● PROBLEM DESCRIPTION:
Copy out all the entries exactly.

Dataset items
☆ ☆ ☆ ☆
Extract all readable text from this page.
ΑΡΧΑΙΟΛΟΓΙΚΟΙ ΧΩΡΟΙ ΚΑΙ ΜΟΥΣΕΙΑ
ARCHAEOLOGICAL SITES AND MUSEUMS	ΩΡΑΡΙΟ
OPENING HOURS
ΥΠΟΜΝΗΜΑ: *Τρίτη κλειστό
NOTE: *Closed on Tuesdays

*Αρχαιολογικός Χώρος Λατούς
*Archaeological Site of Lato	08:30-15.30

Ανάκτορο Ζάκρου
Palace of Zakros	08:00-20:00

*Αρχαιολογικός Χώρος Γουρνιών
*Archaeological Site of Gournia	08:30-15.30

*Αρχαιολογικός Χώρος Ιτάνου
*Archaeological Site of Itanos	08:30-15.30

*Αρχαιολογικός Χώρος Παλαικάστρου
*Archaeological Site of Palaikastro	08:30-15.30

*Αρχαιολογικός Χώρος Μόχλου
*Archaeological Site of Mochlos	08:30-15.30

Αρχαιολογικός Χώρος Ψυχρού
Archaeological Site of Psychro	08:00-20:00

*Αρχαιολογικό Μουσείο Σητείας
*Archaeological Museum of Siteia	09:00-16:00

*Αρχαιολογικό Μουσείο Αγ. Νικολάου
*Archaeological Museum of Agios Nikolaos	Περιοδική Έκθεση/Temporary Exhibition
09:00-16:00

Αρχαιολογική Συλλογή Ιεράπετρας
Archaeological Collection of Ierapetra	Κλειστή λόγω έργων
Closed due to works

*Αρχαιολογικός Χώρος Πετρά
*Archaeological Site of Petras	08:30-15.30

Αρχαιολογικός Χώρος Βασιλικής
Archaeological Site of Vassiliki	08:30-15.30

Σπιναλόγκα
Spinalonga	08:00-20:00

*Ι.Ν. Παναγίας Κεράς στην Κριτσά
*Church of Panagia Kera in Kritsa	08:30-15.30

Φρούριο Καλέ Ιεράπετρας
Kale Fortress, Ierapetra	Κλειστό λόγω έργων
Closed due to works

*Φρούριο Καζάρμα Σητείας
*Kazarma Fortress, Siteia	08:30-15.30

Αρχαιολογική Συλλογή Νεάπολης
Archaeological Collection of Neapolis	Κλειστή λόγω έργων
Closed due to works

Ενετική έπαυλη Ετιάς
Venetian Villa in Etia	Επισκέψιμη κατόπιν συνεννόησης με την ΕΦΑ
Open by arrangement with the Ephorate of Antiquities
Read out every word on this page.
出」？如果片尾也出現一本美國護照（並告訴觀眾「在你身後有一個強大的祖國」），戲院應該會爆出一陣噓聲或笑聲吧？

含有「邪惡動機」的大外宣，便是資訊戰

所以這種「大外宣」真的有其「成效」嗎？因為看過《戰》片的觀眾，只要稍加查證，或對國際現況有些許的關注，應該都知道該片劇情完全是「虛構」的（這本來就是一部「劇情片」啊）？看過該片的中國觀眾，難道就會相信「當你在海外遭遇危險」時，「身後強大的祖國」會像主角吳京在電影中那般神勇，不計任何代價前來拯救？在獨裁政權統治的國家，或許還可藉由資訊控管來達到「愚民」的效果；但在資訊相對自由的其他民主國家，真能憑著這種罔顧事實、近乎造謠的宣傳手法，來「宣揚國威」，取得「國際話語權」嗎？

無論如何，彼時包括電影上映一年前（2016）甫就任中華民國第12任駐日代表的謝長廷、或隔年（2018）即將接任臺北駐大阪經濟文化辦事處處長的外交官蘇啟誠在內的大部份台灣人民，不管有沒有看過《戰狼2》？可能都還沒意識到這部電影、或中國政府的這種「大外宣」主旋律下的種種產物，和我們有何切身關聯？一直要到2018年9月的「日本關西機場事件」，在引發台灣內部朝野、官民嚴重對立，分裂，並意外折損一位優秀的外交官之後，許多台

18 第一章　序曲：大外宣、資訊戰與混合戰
☆ ☆ ☆ ☆
● TASK SOLUTION:
Extract all readable text from this page.
ΑΡΧΑΙΟΛΟΓΙΚΟΙ ΧΩΡΟΙ ΚΑΙ ΜΟΥΣΕΙΑ
ARCHAEOLOGICAL SITES AND MUSEUMS	ΩΡΑΡΙΟ
OPENING HOURS
ΥΠΟΜΝΗΜΑ: *Τρίτη κλειστό
NOTE: *Closed on Tuesdays

*Αρχαιολογικός Χώρος Λατούς
*Archaeological Site of Lato	08:30-15.30

Ανάκτορο Ζάκρου
Palace of Zakros	08:00-20:00

*Αρχαιολογικός Χώρος Γουρνιών
*Archaeological Site of Gournia	08:30-15.30

*Αρχαιολογικός Χώρος Ιτάνου
*Archaeological Site of Itanos	08:30-15.30

*Αρχαιολογικός Χώρος Παλαικάστρου
*Archaeological Site of Palaikastro	08:30-15.30

*Αρχαιολογικός Χώρος Μόχλου
*Archaeological Site of Mochlos	08:30-15.30

Αρχαιολογικός Χώρος Ψυχρού
Archaeological Site of Psychro	08:00-20:00

*Αρχαιολογικό Μουσείο Σητείας
*Archaeological Museum of Siteia	09:00-16:00

*Αρχαιολογικό Μουσείο Αγ. Νικολάου
*Archaeological Museum of Agios Nikolaos	Περιοδική Έκθεση/Temporary Exhibition
09:00-16:00

Αρχαιολογική Συλλογή Ιεράπετρας
Archaeological Collection of Ierapetra	Κλειστή λόγω έργων
Closed due to works

*Αρχαιολογικός Χώρος Πετρά
*Archaeological Site of Petras	08:30-15.30

Αρχαιολογικός Χώρος Βασιλικής
Archaeological Site of Vassiliki	08:30-15.30

Σπιναλόγκα
Spinalonga	08:00-20:00

*Ι.Ν. Παναγίας Κεράς στην Κριτσά
*Church of Panagia Kera in Kritsa	08:30-15.30

Φρούριο Καλέ Ιεράπετρας
Kale Fortress, Ierapetra	Κλειστό λόγω έργων
Closed due to works

*Φρούριο Καζάρμα Σητείας
*Kazarma Fortress, Siteia	08:30-15.30

Αρχαιολογική Συλλογή Νεάπολης
Archaeological Collection of Neapolis	Κλειστή λόγω έργων
Closed due to works

Ενετική έπαυλη Ετιάς
Venetian Villa in Etia	Επισκέψιμη κατόπιν συνεννόησης με την ΕΦΑ
Open by arrangement with the Ephorate of Antiquities
Read out every word on this page.
出」？如果片尾也出現一本美國護照（並告訴觀眾「在你身後有一個強大的祖國」），戲院應該會爆出一陣噓聲或笑聲吧？

含有「邪惡動機」的大外宣，便是資訊戰

所以這種「大外宣」真的有其「成效」嗎？因為看過《戰》片的觀眾，只要稍加查證，或對國際現況有些許的關注，應該都知道該片劇情完全是「虛構」的（這本來就是一部「劇情片」啊）？看過該片的中國觀眾，難道就會相信「當你在海外遭遇危險」時，「身後強大的祖國」會像主角吳京在電影中那般神勇，不計任何代價前來拯救？在獨裁政權統治的國家，或許還可藉由資訊控管來達到「愚民」的效果；但在資訊相對自由的其他民主國家，真能憑著這種罔顧事實、近乎造謠的宣傳手法，來「宣揚國威」，取得「國際話語權」嗎？

無論如何，彼時包括電影上映一年前（2016）甫就任中華民國第12任駐日代表的謝長廷、或隔年（2018）即將接任臺北駐大阪經濟文化辦事處處長的外交官蘇啟誠在內的大部份台灣人民，不管有沒有看過《戰狼2》？可能都還沒意識到這部電影、或中國政府的這種「大外宣」主旋律下的種種產物，和我們有何切身關聯？一直要到2018年9月的「日本關西機場事件」，在引發台灣內部朝野、官民嚴重對立，分裂，並意外折損一位優秀的外交官之後，許多台

18 第一章　序曲：大外宣、資訊戰與混合戰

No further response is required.